* _Exercise task_:
Reproduce every entry exactly as shown.

(Extracts from a graphics dataset)
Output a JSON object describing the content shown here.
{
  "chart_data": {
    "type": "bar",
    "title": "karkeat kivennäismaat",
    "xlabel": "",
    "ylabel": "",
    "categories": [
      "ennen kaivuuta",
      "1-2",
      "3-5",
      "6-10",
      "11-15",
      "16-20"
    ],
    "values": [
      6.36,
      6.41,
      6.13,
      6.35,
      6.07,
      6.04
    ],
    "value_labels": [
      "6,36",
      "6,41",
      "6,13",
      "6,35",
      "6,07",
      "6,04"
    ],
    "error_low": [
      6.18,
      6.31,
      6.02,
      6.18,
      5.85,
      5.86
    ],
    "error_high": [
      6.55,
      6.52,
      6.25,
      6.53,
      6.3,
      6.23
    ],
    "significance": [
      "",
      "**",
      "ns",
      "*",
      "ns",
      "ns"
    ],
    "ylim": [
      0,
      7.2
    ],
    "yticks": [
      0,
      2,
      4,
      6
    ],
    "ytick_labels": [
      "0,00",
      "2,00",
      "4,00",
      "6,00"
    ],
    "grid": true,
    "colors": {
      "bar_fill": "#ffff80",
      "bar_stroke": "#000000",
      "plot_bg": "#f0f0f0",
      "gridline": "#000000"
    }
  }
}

* _Full answer_:
Output a JSON object describing the content shown here.
{
  "chart_data": {
    "type": "bar",
    "title": "karkeat kivennäismaat",
    "xlabel": "",
    "ylabel": "",
    "categories": [
      "ennen kaivuuta",
      "1-2",
      "3-5",
      "6-10",
      "11-15",
      "16-20"
    ],
    "values": [
      6.36,
      6.41,
      6.13,
      6.35,
      6.07,
      6.04
    ],
    "value_labels": [
      "6,36",
      "6,41",
      "6,13",
      "6,35",
      "6,07",
      "6,04"
    ],
    "error_low": [
      6.18,
      6.31,
      6.02,
      6.18,
      5.85,
      5.86
    ],
    "error_high": [
      6.55,
      6.52,
      6.25,
      6.53,
      6.3,
      6.23
    ],
    "significance": [
      "",
      "**",
      "ns",
      "*",
      "ns",
      "ns"
    ],
    "ylim": [
      0,
      7.2
    ],
    "yticks": [
      0,
      2,
      4,
      6
    ],
    "ytick_labels": [
      "0,00",
      "2,00",
      "4,00",
      "6,00"
    ],
    "grid": true,
    "colors": {
      "bar_fill": "#ffff80",
      "bar_stroke": "#000000",
      "plot_bg": "#f0f0f0",
      "gridline": "#000000"
    }
  }
}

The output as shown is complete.